Required work >> Looking at the data below, count the lines that contain the string "stars". Write only the total.

Data provided >>
# # # #

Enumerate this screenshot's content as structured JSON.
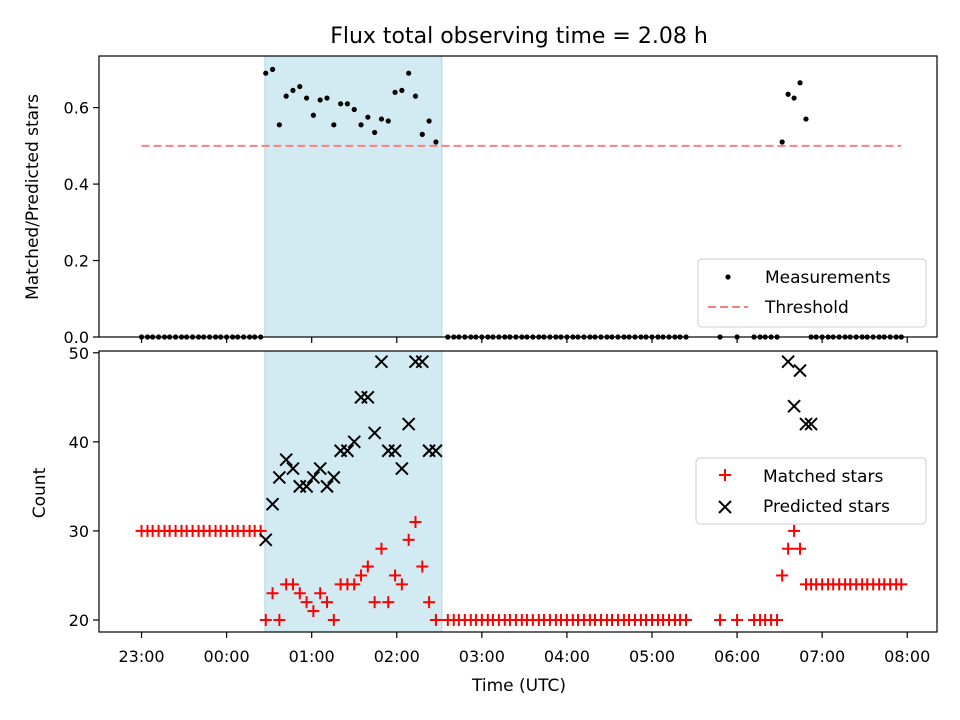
{
  "chart_data": {
    "title": "Flux total observing time = 2.08 h",
    "xlabel": "Time (UTC)",
    "x_unit": "hours UTC (23 = 23:00 of previous day, 32 = 08:00)",
    "x_range": [
      22.5,
      32.35
    ],
    "x_ticks": [
      23,
      24,
      25,
      26,
      27,
      28,
      29,
      30,
      31,
      32
    ],
    "x_tick_labels": [
      "23:00",
      "00:00",
      "01:00",
      "02:00",
      "03:00",
      "04:00",
      "05:00",
      "06:00",
      "07:00",
      "08:00"
    ],
    "observing_span": [
      24.45,
      26.53
    ],
    "top": {
      "type": "scatter",
      "ylabel": "Matched/Predicted stars",
      "ylim": [
        0,
        0.735
      ],
      "y_ticks": [
        0.0,
        0.2,
        0.4,
        0.6
      ],
      "y_tick_labels": [
        "0.0",
        "0.2",
        "0.4",
        "0.6"
      ],
      "threshold": 0.5,
      "threshold_x": [
        23.0,
        31.93
      ],
      "legend": [
        "Measurements",
        "Threshold"
      ],
      "colors": {
        "measurements": "#000000",
        "threshold": "#ff7f7f",
        "span": "#add8e6"
      },
      "points": [
        [
          23.0,
          0
        ],
        [
          23.07,
          0
        ],
        [
          23.13,
          0
        ],
        [
          23.2,
          0
        ],
        [
          23.27,
          0
        ],
        [
          23.33,
          0
        ],
        [
          23.4,
          0
        ],
        [
          23.47,
          0
        ],
        [
          23.53,
          0
        ],
        [
          23.6,
          0
        ],
        [
          23.67,
          0
        ],
        [
          23.73,
          0
        ],
        [
          23.8,
          0
        ],
        [
          23.87,
          0
        ],
        [
          23.93,
          0
        ],
        [
          24.0,
          0
        ],
        [
          24.07,
          0
        ],
        [
          24.13,
          0
        ],
        [
          24.2,
          0
        ],
        [
          24.27,
          0
        ],
        [
          24.33,
          0
        ],
        [
          24.4,
          0
        ],
        [
          24.46,
          0.69
        ],
        [
          24.54,
          0.7
        ],
        [
          24.62,
          0.555
        ],
        [
          24.7,
          0.63
        ],
        [
          24.78,
          0.645
        ],
        [
          24.86,
          0.655
        ],
        [
          24.94,
          0.625
        ],
        [
          25.02,
          0.58
        ],
        [
          25.1,
          0.62
        ],
        [
          25.18,
          0.625
        ],
        [
          25.26,
          0.555
        ],
        [
          25.34,
          0.61
        ],
        [
          25.42,
          0.61
        ],
        [
          25.5,
          0.595
        ],
        [
          25.58,
          0.555
        ],
        [
          25.66,
          0.575
        ],
        [
          25.74,
          0.535
        ],
        [
          25.82,
          0.57
        ],
        [
          25.9,
          0.565
        ],
        [
          25.98,
          0.64
        ],
        [
          26.06,
          0.645
        ],
        [
          26.14,
          0.69
        ],
        [
          26.22,
          0.63
        ],
        [
          26.3,
          0.53
        ],
        [
          26.38,
          0.565
        ],
        [
          26.46,
          0.51
        ],
        [
          26.6,
          0
        ],
        [
          26.67,
          0
        ],
        [
          26.73,
          0
        ],
        [
          26.8,
          0
        ],
        [
          26.87,
          0
        ],
        [
          26.93,
          0
        ],
        [
          27.0,
          0
        ],
        [
          27.07,
          0
        ],
        [
          27.13,
          0
        ],
        [
          27.2,
          0
        ],
        [
          27.27,
          0
        ],
        [
          27.33,
          0
        ],
        [
          27.4,
          0
        ],
        [
          27.47,
          0
        ],
        [
          27.53,
          0
        ],
        [
          27.6,
          0
        ],
        [
          27.67,
          0
        ],
        [
          27.73,
          0
        ],
        [
          27.8,
          0
        ],
        [
          27.87,
          0
        ],
        [
          27.93,
          0
        ],
        [
          28.0,
          0
        ],
        [
          28.07,
          0
        ],
        [
          28.13,
          0
        ],
        [
          28.2,
          0
        ],
        [
          28.27,
          0
        ],
        [
          28.33,
          0
        ],
        [
          28.4,
          0
        ],
        [
          28.47,
          0
        ],
        [
          28.53,
          0
        ],
        [
          28.6,
          0
        ],
        [
          28.67,
          0
        ],
        [
          28.73,
          0
        ],
        [
          28.8,
          0
        ],
        [
          28.87,
          0
        ],
        [
          28.93,
          0
        ],
        [
          29.0,
          0
        ],
        [
          29.07,
          0
        ],
        [
          29.13,
          0
        ],
        [
          29.2,
          0
        ],
        [
          29.27,
          0
        ],
        [
          29.33,
          0
        ],
        [
          29.4,
          0
        ],
        [
          29.8,
          0
        ],
        [
          30.0,
          0
        ],
        [
          30.2,
          0
        ],
        [
          30.27,
          0
        ],
        [
          30.33,
          0
        ],
        [
          30.4,
          0
        ],
        [
          30.47,
          0
        ],
        [
          30.53,
          0.51
        ],
        [
          30.6,
          0.635
        ],
        [
          30.67,
          0.625
        ],
        [
          30.74,
          0.665
        ],
        [
          30.81,
          0.57
        ],
        [
          30.87,
          0
        ],
        [
          30.93,
          0
        ],
        [
          31.0,
          0
        ],
        [
          31.07,
          0
        ],
        [
          31.13,
          0
        ],
        [
          31.2,
          0
        ],
        [
          31.27,
          0
        ],
        [
          31.33,
          0
        ],
        [
          31.4,
          0
        ],
        [
          31.47,
          0
        ],
        [
          31.53,
          0
        ],
        [
          31.6,
          0
        ],
        [
          31.67,
          0
        ],
        [
          31.73,
          0
        ],
        [
          31.8,
          0
        ],
        [
          31.87,
          0
        ],
        [
          31.93,
          0
        ]
      ]
    },
    "bottom": {
      "type": "scatter",
      "ylabel": "Count",
      "ylim": [
        18.65,
        50.2
      ],
      "y_ticks": [
        20,
        30,
        40,
        50
      ],
      "y_tick_labels": [
        "20",
        "30",
        "40",
        "50"
      ],
      "legend": [
        "Matched stars",
        "Predicted stars"
      ],
      "colors": {
        "matched": "#ff0000",
        "predicted": "#000000"
      },
      "matched": [
        [
          23.0,
          30
        ],
        [
          23.07,
          30
        ],
        [
          23.13,
          30
        ],
        [
          23.2,
          30
        ],
        [
          23.27,
          30
        ],
        [
          23.33,
          30
        ],
        [
          23.4,
          30
        ],
        [
          23.47,
          30
        ],
        [
          23.53,
          30
        ],
        [
          23.6,
          30
        ],
        [
          23.67,
          30
        ],
        [
          23.73,
          30
        ],
        [
          23.8,
          30
        ],
        [
          23.87,
          30
        ],
        [
          23.93,
          30
        ],
        [
          24.0,
          30
        ],
        [
          24.07,
          30
        ],
        [
          24.13,
          30
        ],
        [
          24.2,
          30
        ],
        [
          24.27,
          30
        ],
        [
          24.33,
          30
        ],
        [
          24.4,
          30
        ],
        [
          24.46,
          20
        ],
        [
          24.54,
          23
        ],
        [
          24.62,
          20
        ],
        [
          24.7,
          24
        ],
        [
          24.78,
          24
        ],
        [
          24.86,
          23
        ],
        [
          24.94,
          22
        ],
        [
          25.02,
          21
        ],
        [
          25.1,
          23
        ],
        [
          25.18,
          22
        ],
        [
          25.26,
          20
        ],
        [
          25.34,
          24
        ],
        [
          25.42,
          24
        ],
        [
          25.5,
          24
        ],
        [
          25.58,
          25
        ],
        [
          25.66,
          26
        ],
        [
          25.74,
          22
        ],
        [
          25.82,
          28
        ],
        [
          25.9,
          22
        ],
        [
          25.98,
          25
        ],
        [
          26.06,
          24
        ],
        [
          26.14,
          29
        ],
        [
          26.22,
          31
        ],
        [
          26.3,
          26
        ],
        [
          26.38,
          22
        ],
        [
          26.46,
          20
        ],
        [
          26.6,
          20
        ],
        [
          26.67,
          20
        ],
        [
          26.73,
          20
        ],
        [
          26.8,
          20
        ],
        [
          26.87,
          20
        ],
        [
          26.93,
          20
        ],
        [
          27.0,
          20
        ],
        [
          27.07,
          20
        ],
        [
          27.13,
          20
        ],
        [
          27.2,
          20
        ],
        [
          27.27,
          20
        ],
        [
          27.33,
          20
        ],
        [
          27.4,
          20
        ],
        [
          27.47,
          20
        ],
        [
          27.53,
          20
        ],
        [
          27.6,
          20
        ],
        [
          27.67,
          20
        ],
        [
          27.73,
          20
        ],
        [
          27.8,
          20
        ],
        [
          27.87,
          20
        ],
        [
          27.93,
          20
        ],
        [
          28.0,
          20
        ],
        [
          28.07,
          20
        ],
        [
          28.13,
          20
        ],
        [
          28.2,
          20
        ],
        [
          28.27,
          20
        ],
        [
          28.33,
          20
        ],
        [
          28.4,
          20
        ],
        [
          28.47,
          20
        ],
        [
          28.53,
          20
        ],
        [
          28.6,
          20
        ],
        [
          28.67,
          20
        ],
        [
          28.73,
          20
        ],
        [
          28.8,
          20
        ],
        [
          28.87,
          20
        ],
        [
          28.93,
          20
        ],
        [
          29.0,
          20
        ],
        [
          29.07,
          20
        ],
        [
          29.13,
          20
        ],
        [
          29.2,
          20
        ],
        [
          29.27,
          20
        ],
        [
          29.33,
          20
        ],
        [
          29.4,
          20
        ],
        [
          29.8,
          20
        ],
        [
          30.0,
          20
        ],
        [
          30.2,
          20
        ],
        [
          30.27,
          20
        ],
        [
          30.33,
          20
        ],
        [
          30.4,
          20
        ],
        [
          30.47,
          20
        ],
        [
          30.53,
          25
        ],
        [
          30.6,
          28
        ],
        [
          30.67,
          30
        ],
        [
          30.74,
          28
        ],
        [
          30.81,
          24
        ],
        [
          30.87,
          24
        ],
        [
          30.93,
          24
        ],
        [
          31.0,
          24
        ],
        [
          31.07,
          24
        ],
        [
          31.13,
          24
        ],
        [
          31.2,
          24
        ],
        [
          31.27,
          24
        ],
        [
          31.33,
          24
        ],
        [
          31.4,
          24
        ],
        [
          31.47,
          24
        ],
        [
          31.53,
          24
        ],
        [
          31.6,
          24
        ],
        [
          31.67,
          24
        ],
        [
          31.73,
          24
        ],
        [
          31.8,
          24
        ],
        [
          31.87,
          24
        ],
        [
          31.93,
          24
        ]
      ],
      "predicted": [
        [
          24.46,
          29
        ],
        [
          24.54,
          33
        ],
        [
          24.62,
          36
        ],
        [
          24.7,
          38
        ],
        [
          24.78,
          37
        ],
        [
          24.86,
          35
        ],
        [
          24.94,
          35
        ],
        [
          25.02,
          36
        ],
        [
          25.1,
          37
        ],
        [
          25.18,
          35
        ],
        [
          25.26,
          36
        ],
        [
          25.34,
          39
        ],
        [
          25.42,
          39
        ],
        [
          25.5,
          40
        ],
        [
          25.58,
          45
        ],
        [
          25.66,
          45
        ],
        [
          25.74,
          41
        ],
        [
          25.82,
          49
        ],
        [
          25.9,
          39
        ],
        [
          25.98,
          39
        ],
        [
          26.06,
          37
        ],
        [
          26.14,
          42
        ],
        [
          26.22,
          49
        ],
        [
          26.3,
          49
        ],
        [
          26.38,
          39
        ],
        [
          26.46,
          39
        ],
        [
          30.6,
          49
        ],
        [
          30.67,
          44
        ],
        [
          30.74,
          48
        ],
        [
          30.81,
          42
        ],
        [
          30.87,
          42
        ]
      ]
    }
  }
}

# # # #

Final result >> 3